__PROBLEM DETAILS__. Return only this: the line with "Type out the text in this image." and all the lines that follow it below, through the final one, exactly as they are.

__RECORD EXCERPTS__.

· · · ·

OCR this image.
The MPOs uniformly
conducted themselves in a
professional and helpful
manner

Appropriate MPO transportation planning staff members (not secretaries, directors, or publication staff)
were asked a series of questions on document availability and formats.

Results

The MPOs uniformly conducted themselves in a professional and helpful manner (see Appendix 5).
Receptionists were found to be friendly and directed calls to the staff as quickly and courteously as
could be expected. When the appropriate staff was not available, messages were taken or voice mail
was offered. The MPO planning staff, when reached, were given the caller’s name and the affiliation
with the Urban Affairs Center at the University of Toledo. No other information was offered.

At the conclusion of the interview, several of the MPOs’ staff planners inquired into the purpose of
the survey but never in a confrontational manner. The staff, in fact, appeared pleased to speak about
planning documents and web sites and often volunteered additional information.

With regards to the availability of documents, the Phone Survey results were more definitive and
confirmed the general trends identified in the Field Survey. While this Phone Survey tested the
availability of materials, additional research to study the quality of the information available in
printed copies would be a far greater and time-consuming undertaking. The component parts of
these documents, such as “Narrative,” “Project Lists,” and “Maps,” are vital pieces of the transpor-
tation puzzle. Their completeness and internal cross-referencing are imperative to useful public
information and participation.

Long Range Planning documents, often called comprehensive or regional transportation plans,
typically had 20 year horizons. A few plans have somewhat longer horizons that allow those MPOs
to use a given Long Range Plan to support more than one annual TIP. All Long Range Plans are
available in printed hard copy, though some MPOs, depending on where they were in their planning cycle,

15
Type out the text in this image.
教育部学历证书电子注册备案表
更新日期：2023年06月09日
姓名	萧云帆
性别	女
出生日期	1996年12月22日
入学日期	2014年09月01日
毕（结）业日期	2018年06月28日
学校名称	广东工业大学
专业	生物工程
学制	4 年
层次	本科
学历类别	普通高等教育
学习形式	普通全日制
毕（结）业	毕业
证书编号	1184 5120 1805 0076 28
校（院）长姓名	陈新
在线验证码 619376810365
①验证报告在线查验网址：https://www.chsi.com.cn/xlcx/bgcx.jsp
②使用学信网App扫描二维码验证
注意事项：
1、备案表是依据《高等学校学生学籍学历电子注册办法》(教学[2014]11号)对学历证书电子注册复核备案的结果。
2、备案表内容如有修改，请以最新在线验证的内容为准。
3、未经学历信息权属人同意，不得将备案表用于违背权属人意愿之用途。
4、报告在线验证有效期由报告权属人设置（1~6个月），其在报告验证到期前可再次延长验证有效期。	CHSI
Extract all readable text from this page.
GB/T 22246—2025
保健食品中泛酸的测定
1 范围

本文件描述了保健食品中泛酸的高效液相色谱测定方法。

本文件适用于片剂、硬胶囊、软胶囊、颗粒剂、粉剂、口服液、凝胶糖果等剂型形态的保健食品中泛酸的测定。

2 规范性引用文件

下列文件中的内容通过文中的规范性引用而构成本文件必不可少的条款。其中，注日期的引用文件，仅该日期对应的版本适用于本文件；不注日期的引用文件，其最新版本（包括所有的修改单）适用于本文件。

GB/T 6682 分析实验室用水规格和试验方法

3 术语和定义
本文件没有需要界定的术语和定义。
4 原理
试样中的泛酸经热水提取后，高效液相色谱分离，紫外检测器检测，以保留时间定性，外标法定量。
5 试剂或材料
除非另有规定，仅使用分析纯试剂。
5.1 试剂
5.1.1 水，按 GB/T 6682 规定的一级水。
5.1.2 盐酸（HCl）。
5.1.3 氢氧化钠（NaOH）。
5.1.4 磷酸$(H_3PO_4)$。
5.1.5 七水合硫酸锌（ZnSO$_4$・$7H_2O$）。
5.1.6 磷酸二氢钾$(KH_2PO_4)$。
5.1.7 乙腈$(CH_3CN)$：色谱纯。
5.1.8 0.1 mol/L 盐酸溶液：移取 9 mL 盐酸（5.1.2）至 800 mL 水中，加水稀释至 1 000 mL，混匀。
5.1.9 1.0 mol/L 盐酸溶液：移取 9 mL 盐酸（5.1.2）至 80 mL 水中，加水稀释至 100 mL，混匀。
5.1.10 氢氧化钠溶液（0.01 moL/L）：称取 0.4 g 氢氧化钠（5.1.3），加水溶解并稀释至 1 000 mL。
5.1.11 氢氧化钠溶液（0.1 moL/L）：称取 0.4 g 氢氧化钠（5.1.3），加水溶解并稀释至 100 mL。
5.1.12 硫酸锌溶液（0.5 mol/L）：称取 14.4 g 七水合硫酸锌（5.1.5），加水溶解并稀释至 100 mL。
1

· · · ·

__SOLVED EXERCISE__.
Type out the text in this image.
教育部学历证书电子注册备案表
更新日期：2023年06月09日
姓名	萧云帆
性别	女
出生日期	1996年12月22日
入学日期	2014年09月01日
毕（结）业日期	2018年06月28日
学校名称	广东工业大学
专业	生物工程
学制	4 年
层次	本科
学历类别	普通高等教育
学习形式	普通全日制
毕（结）业	毕业
证书编号	1184 5120 1805 0076 28
校（院）长姓名	陈新
在线验证码 619376810365
①验证报告在线查验网址：https://www.chsi.com.cn/xlcx/bgcx.jsp
②使用学信网App扫描二维码验证
注意事项：
1、备案表是依据《高等学校学生学籍学历电子注册办法》(教学[2014]11号)对学历证书电子注册复核备案的结果。
2、备案表内容如有修改，请以最新在线验证的内容为准。
3、未经学历信息权属人同意，不得将备案表用于违背权属人意愿之用途。
4、报告在线验证有效期由报告权属人设置（1~6个月），其在报告验证到期前可再次延长验证有效期。	CHSI
Extract all readable text from this page.
GB/T 22246—2025
保健食品中泛酸的测定
1 范围

本文件描述了保健食品中泛酸的高效液相色谱测定方法。

本文件适用于片剂、硬胶囊、软胶囊、颗粒剂、粉剂、口服液、凝胶糖果等剂型形态的保健食品中泛酸的测定。

2 规范性引用文件

下列文件中的内容通过文中的规范性引用而构成本文件必不可少的条款。其中，注日期的引用文件，仅该日期对应的版本适用于本文件；不注日期的引用文件，其最新版本（包括所有的修改单）适用于本文件。

GB/T 6682 分析实验室用水规格和试验方法

3 术语和定义
本文件没有需要界定的术语和定义。
4 原理
试样中的泛酸经热水提取后，高效液相色谱分离，紫外检测器检测，以保留时间定性，外标法定量。
5 试剂或材料
除非另有规定，仅使用分析纯试剂。
5.1 试剂
5.1.1 水，按 GB/T 6682 规定的一级水。
5.1.2 盐酸（HCl）。
5.1.3 氢氧化钠（NaOH）。
5.1.4 磷酸$(H_3PO_4)$。
5.1.5 七水合硫酸锌（ZnSO$_4$・$7H_2O$）。
5.1.6 磷酸二氢钾$(KH_2PO_4)$。
5.1.7 乙腈$(CH_3CN)$：色谱纯。
5.1.8 0.1 mol/L 盐酸溶液：移取 9 mL 盐酸（5.1.2）至 800 mL 水中，加水稀释至 1 000 mL，混匀。
5.1.9 1.0 mol/L 盐酸溶液：移取 9 mL 盐酸（5.1.2）至 80 mL 水中，加水稀释至 100 mL，混匀。
5.1.10 氢氧化钠溶液（0.01 moL/L）：称取 0.4 g 氢氧化钠（5.1.3），加水溶解并稀释至 1 000 mL。
5.1.11 氢氧化钠溶液（0.1 moL/L）：称取 0.4 g 氢氧化钠（5.1.3），加水溶解并稀释至 100 mL。
5.1.12 硫酸锌溶液（0.5 mol/L）：称取 14.4 g 七水合硫酸锌（5.1.5），加水溶解并稀释至 100 mL。
1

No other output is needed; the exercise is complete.